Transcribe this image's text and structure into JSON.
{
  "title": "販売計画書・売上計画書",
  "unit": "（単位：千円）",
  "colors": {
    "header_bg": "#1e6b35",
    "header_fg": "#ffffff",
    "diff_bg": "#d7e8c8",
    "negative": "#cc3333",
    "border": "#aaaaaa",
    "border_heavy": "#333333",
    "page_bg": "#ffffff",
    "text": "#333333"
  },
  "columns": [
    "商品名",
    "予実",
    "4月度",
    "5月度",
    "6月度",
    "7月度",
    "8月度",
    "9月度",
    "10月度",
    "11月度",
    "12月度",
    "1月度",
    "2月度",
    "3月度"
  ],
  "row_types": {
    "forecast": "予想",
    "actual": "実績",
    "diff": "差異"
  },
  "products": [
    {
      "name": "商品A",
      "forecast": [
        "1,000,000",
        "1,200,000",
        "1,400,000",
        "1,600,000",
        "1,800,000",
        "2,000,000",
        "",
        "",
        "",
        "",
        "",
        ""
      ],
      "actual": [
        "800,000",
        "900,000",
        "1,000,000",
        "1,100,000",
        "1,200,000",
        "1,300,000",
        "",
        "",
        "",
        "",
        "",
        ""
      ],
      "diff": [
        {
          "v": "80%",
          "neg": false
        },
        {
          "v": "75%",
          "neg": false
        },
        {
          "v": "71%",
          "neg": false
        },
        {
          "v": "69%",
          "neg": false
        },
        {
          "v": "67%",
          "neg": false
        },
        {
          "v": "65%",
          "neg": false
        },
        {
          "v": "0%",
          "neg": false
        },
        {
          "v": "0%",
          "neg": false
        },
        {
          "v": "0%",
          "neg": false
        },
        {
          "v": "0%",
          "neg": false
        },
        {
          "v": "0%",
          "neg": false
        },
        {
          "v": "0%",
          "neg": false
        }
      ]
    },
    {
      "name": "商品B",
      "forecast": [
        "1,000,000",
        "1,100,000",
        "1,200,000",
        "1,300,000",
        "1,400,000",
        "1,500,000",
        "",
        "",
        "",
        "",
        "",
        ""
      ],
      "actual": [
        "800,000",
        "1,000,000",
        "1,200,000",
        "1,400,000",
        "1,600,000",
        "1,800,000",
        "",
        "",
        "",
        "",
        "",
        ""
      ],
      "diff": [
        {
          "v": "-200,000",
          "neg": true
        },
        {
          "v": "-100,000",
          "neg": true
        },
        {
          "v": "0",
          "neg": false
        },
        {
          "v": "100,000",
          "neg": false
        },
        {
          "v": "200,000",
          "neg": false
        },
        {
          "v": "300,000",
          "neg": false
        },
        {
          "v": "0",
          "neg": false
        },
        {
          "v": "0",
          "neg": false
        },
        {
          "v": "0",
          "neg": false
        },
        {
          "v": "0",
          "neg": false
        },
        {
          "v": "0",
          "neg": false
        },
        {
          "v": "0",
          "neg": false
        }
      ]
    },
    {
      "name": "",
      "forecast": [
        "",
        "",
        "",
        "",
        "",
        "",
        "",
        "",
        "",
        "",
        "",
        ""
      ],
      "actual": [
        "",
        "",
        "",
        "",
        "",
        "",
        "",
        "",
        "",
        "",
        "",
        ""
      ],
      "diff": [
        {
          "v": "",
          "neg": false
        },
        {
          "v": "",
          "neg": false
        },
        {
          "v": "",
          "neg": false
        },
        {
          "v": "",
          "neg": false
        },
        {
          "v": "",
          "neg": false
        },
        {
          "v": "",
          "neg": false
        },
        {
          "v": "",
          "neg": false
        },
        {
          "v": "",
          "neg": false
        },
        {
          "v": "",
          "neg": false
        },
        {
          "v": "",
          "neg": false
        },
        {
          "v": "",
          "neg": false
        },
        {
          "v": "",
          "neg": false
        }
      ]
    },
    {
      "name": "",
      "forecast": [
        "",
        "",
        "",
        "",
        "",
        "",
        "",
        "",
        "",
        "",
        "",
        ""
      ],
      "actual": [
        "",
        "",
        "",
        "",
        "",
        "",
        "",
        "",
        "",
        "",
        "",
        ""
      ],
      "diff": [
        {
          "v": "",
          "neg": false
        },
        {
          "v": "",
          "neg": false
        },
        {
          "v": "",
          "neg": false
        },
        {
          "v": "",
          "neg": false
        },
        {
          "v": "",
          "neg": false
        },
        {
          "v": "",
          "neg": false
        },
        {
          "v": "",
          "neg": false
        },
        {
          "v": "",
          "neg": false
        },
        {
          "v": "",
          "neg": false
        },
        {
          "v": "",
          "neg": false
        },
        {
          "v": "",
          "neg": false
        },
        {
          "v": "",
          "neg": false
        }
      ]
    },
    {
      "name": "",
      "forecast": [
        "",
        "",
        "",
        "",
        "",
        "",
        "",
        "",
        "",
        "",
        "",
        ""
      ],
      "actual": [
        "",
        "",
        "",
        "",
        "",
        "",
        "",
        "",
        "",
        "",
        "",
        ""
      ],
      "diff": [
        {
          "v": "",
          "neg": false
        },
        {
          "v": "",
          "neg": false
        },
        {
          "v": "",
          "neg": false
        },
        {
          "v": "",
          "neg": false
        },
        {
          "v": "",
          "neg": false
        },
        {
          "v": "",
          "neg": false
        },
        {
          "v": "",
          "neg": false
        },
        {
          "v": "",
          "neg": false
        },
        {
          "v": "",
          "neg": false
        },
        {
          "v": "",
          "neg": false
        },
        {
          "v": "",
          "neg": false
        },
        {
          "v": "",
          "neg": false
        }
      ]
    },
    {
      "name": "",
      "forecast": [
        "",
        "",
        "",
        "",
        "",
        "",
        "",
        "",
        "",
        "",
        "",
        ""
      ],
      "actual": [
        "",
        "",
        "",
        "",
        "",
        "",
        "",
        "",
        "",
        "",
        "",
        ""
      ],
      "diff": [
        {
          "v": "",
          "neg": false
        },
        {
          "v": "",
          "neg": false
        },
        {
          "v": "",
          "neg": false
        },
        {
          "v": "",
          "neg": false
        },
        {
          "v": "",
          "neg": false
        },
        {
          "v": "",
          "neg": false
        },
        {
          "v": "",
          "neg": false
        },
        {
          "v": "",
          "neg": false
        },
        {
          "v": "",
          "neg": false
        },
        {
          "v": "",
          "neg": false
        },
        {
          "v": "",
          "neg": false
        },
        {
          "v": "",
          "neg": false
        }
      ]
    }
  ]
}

[SHORT EXERCISE] Look through the data above. Each line containing the word "text" needs to be copied.

[THE ANSWER]
Transcribe this image's text and structure into JSON.
    "text": "#333333"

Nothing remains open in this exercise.